TO BE DONE>
Find the lines holding the string "color" in the data, then copy all of them.
* Begin STORED DATA *
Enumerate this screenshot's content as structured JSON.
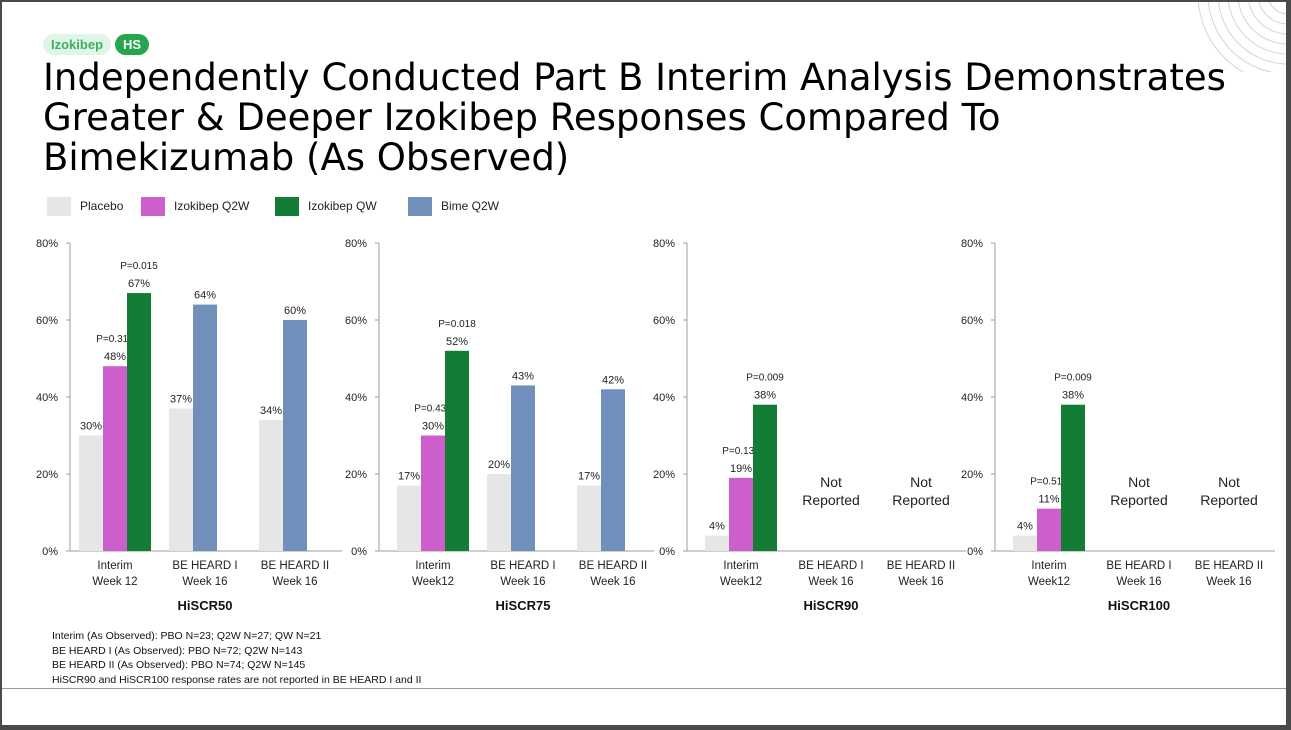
{
  "badges": {
    "drug": "Izokibep",
    "indication": "HS"
  },
  "title": "Independently Conducted Part B Interim Analysis Demonstrates Greater & Deeper Izokibep Responses Compared To Bimekizumab (As Observed)",
  "legend": [
    {
      "label": "Placebo",
      "color": "#e6e6e6"
    },
    {
      "label": "Izokibep Q2W",
      "color": "#cc5fcc"
    },
    {
      "label": "Izokibep QW",
      "color": "#137d36"
    },
    {
      "label": "Bime Q2W",
      "color": "#7090bb"
    }
  ],
  "chart_data": [
    {
      "type": "bar",
      "title": "HiSCR50",
      "ylim": [
        0,
        80
      ],
      "yticks": [
        "0%",
        "20%",
        "40%",
        "60%",
        "80%"
      ],
      "groups": [
        {
          "label": [
            "Interim",
            "Week 12"
          ],
          "bars": [
            {
              "series": "Placebo",
              "value": 30,
              "label": "30%"
            },
            {
              "series": "Izokibep Q2W",
              "value": 48,
              "label": "48%",
              "p": "P=0.313"
            },
            {
              "series": "Izokibep QW",
              "value": 67,
              "label": "67%",
              "p": "P=0.015"
            }
          ]
        },
        {
          "label": [
            "BE HEARD I",
            "Week 16"
          ],
          "bars": [
            {
              "series": "Placebo",
              "value": 37,
              "label": "37%"
            },
            {
              "series": "Bime Q2W",
              "value": 64,
              "label": "64%"
            }
          ]
        },
        {
          "label": [
            "BE HEARD II",
            "Week 16"
          ],
          "bars": [
            {
              "series": "Placebo",
              "value": 34,
              "label": "34%"
            },
            {
              "series": "Bime Q2W",
              "value": 60,
              "label": "60%"
            }
          ]
        }
      ]
    },
    {
      "type": "bar",
      "title": "HiSCR75",
      "ylim": [
        0,
        80
      ],
      "yticks": [
        "0%",
        "20%",
        "40%",
        "60%",
        "80%"
      ],
      "groups": [
        {
          "label": [
            "Interim",
            "Week12"
          ],
          "bars": [
            {
              "series": "Placebo",
              "value": 17,
              "label": "17%"
            },
            {
              "series": "Izokibep Q2W",
              "value": 30,
              "label": "30%",
              "p": "P=0.435"
            },
            {
              "series": "Izokibep QW",
              "value": 52,
              "label": "52%",
              "p": "P=0.018"
            }
          ]
        },
        {
          "label": [
            "BE HEARD I",
            "Week 16"
          ],
          "bars": [
            {
              "series": "Placebo",
              "value": 20,
              "label": "20%"
            },
            {
              "series": "Bime Q2W",
              "value": 43,
              "label": "43%"
            }
          ]
        },
        {
          "label": [
            "BE HEARD II",
            "Week 16"
          ],
          "bars": [
            {
              "series": "Placebo",
              "value": 17,
              "label": "17%"
            },
            {
              "series": "Bime Q2W",
              "value": 42,
              "label": "42%"
            }
          ]
        }
      ]
    },
    {
      "type": "bar",
      "title": "HiSCR90",
      "ylim": [
        0,
        80
      ],
      "yticks": [
        "0%",
        "20%",
        "40%",
        "60%",
        "80%"
      ],
      "groups": [
        {
          "label": [
            "Interim",
            "Week12"
          ],
          "bars": [
            {
              "series": "Placebo",
              "value": 4,
              "label": "4%"
            },
            {
              "series": "Izokibep Q2W",
              "value": 19,
              "label": "19%",
              "p": "P=0.133"
            },
            {
              "series": "Izokibep QW",
              "value": 38,
              "label": "38%",
              "p": "P=0.009"
            }
          ]
        },
        {
          "label": [
            "BE HEARD I",
            "Week 16"
          ],
          "bars": [],
          "note": [
            "Not",
            "Reported"
          ]
        },
        {
          "label": [
            "BE HEARD II",
            "Week 16"
          ],
          "bars": [],
          "note": [
            "Not",
            "Reported"
          ]
        }
      ]
    },
    {
      "type": "bar",
      "title": "HiSCR100",
      "ylim": [
        0,
        80
      ],
      "yticks": [
        "0%",
        "20%",
        "40%",
        "60%",
        "80%"
      ],
      "groups": [
        {
          "label": [
            "Interim",
            "Week12"
          ],
          "bars": [
            {
              "series": "Placebo",
              "value": 4,
              "label": "4%"
            },
            {
              "series": "Izokibep Q2W",
              "value": 11,
              "label": "11%",
              "p": "P=0.518"
            },
            {
              "series": "Izokibep QW",
              "value": 38,
              "label": "38%",
              "p": "P=0.009"
            }
          ]
        },
        {
          "label": [
            "BE HEARD I",
            "Week 16"
          ],
          "bars": [],
          "note": [
            "Not",
            "Reported"
          ]
        },
        {
          "label": [
            "BE HEARD II",
            "Week 16"
          ],
          "bars": [],
          "note": [
            "Not",
            "Reported"
          ]
        }
      ]
    }
  ],
  "footnotes": [
    "Interim (As Observed): PBO N=23; Q2W N=27; QW N=21",
    "BE HEARD I (As Observed): PBO N=72; Q2W N=143",
    "BE HEARD II (As Observed): PBO N=74; Q2W N=145",
    "HiSCR90 and HiSCR100 response rates are not reported in BE HEARD I and II"
  ]
}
* End STORED DATA *
RESULT OF THIS TASK>
      "color": "#e6e6e6"
      "color": "#cc5fcc"
      "color": "#137d36"
      "color": "#7090bb"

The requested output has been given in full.